▶ **Texto extraído**:

::::

No deberíamos asombrarnos. La actividad volcánica ha marcado no sólo la geografía de nuestro país sino el mismo desarrollo social desde hace cientos de años. Ahora nos informamos al instante por las redes sociales, las transmisiones en vivo, comentamos, especulamos con los bienes imprescindibles como las mascarillas... con el estallido prehispánico de los volcanes Laguna Caldera o Ilopango nuestros antepasados sólo tuvieron oportunidad de correr... y quizás ni eso.

::::

▶ **Líneas proporcionadas**:

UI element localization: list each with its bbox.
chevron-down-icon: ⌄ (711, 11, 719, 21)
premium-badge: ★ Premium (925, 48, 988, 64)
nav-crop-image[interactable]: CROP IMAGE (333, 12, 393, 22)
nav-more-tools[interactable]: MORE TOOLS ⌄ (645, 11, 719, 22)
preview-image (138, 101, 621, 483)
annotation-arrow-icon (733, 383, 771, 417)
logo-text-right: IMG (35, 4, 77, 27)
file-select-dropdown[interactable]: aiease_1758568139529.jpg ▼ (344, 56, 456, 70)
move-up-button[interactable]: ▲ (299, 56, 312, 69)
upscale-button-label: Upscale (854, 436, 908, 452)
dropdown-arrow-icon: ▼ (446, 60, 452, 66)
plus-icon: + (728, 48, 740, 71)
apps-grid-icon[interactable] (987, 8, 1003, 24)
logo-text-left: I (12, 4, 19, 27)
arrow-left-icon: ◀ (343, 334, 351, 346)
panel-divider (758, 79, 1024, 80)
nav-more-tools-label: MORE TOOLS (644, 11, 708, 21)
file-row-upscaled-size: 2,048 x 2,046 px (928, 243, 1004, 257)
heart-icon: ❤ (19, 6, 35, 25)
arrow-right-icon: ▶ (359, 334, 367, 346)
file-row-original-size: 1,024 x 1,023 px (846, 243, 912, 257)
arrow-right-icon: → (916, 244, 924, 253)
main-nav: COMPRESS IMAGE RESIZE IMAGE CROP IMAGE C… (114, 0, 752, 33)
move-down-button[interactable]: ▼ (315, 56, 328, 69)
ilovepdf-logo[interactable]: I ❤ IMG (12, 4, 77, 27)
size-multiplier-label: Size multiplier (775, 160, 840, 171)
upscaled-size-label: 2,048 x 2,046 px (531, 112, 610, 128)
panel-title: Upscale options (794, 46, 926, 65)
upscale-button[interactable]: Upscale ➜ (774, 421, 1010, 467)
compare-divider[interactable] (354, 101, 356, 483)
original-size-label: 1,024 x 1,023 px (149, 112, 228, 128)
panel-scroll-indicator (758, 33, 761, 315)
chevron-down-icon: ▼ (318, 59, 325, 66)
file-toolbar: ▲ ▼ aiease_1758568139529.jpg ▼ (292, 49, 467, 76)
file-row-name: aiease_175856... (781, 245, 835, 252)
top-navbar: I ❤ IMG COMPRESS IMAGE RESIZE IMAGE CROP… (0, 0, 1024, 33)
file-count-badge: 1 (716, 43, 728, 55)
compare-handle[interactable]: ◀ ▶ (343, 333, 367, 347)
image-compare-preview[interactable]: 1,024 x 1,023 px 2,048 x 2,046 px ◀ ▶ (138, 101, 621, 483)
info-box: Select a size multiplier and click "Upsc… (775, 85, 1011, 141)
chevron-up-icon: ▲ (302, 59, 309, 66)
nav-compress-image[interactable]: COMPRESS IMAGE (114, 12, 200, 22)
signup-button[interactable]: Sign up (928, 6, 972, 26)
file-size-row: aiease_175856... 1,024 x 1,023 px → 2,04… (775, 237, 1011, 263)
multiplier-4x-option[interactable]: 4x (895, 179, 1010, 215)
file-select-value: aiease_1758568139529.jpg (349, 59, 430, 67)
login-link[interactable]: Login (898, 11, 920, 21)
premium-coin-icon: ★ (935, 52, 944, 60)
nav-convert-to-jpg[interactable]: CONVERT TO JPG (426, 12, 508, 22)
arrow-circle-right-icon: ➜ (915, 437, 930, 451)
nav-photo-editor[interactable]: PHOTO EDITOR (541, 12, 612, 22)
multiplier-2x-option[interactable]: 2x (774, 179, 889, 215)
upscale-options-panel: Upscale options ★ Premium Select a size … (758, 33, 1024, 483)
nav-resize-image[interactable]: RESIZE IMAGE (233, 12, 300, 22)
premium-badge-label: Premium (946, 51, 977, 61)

::::

▶ **Con la información**:
• a. Transcribe literalmente un fragmento del texto sobre la actividad volcánica: comienza en las palabras que contienen "No deberíamos asombrarnos." y termina después de "quizás ni eso.".
• b. Según el texto sobre la actividad volcánica, ¿qué volcanes estallaron en la época prehispánica?
• c. Continúa el texto sobre la actividad volcánica a partir de su última oración.

▶ **Respuestas proporcionadas**:
• a.
No deberíamos asombrarnos. La actividad volcánica ha marcado no sólo la geografía de nuestro país sino el mismo desarrollo social desde hace cientos de años. Ahora nos informamos al instante por las redes sociales, las transmisiones en vivo, comentamos, especulamos con los bienes imprescindibles como las mascarillas... con el estallido prehispánico de los volcanes Laguna Caldera o Ilopango nuestros antepasados sólo tuvieron oportunidad de correr... y quizás ni eso.

• b. Los volcanes Laguna Caldera e Ilopango.

• c.
Los desastres suceden, uno tras otro. Aquí una muestra de las catástrofes que han asolado durante un siglo a la ciudad de San Vicente

Ahora, cada uno de estos eventos nos recuerda que la naturaleza es cíclica y que la ausencia de planificación (ordenamiento) ha hecho y hará del país un territorio vulnerable y por los siglos de los siglos. Ha habido avances importantes, pero la falta de criterio de los políticos cortoplacistas sigue imponiéndose sobre el sentido común: la población sencillamente no debería vivir a las orillas de los ríos o en las laderas volcánicas. Pero ante un crecimiento demográfico desbordado y la ausencia de regulaciones sobre la vulnerabilidad del territorio habitable, no queda más que resignarse.

Esto ya lo han comprendido los habitantes de los caseríos aledaños a los cráteres de los volcanes de El Salvador: hay que resignarse a vivir con el temor en la espalda, porque las tormentas pasan y la vida renace. En ese entonces, la actividad del volcán crecía y las autoridades les adviertieron que debían evacuar. No lo hicieron y en el momento menos pensado, ocurrió.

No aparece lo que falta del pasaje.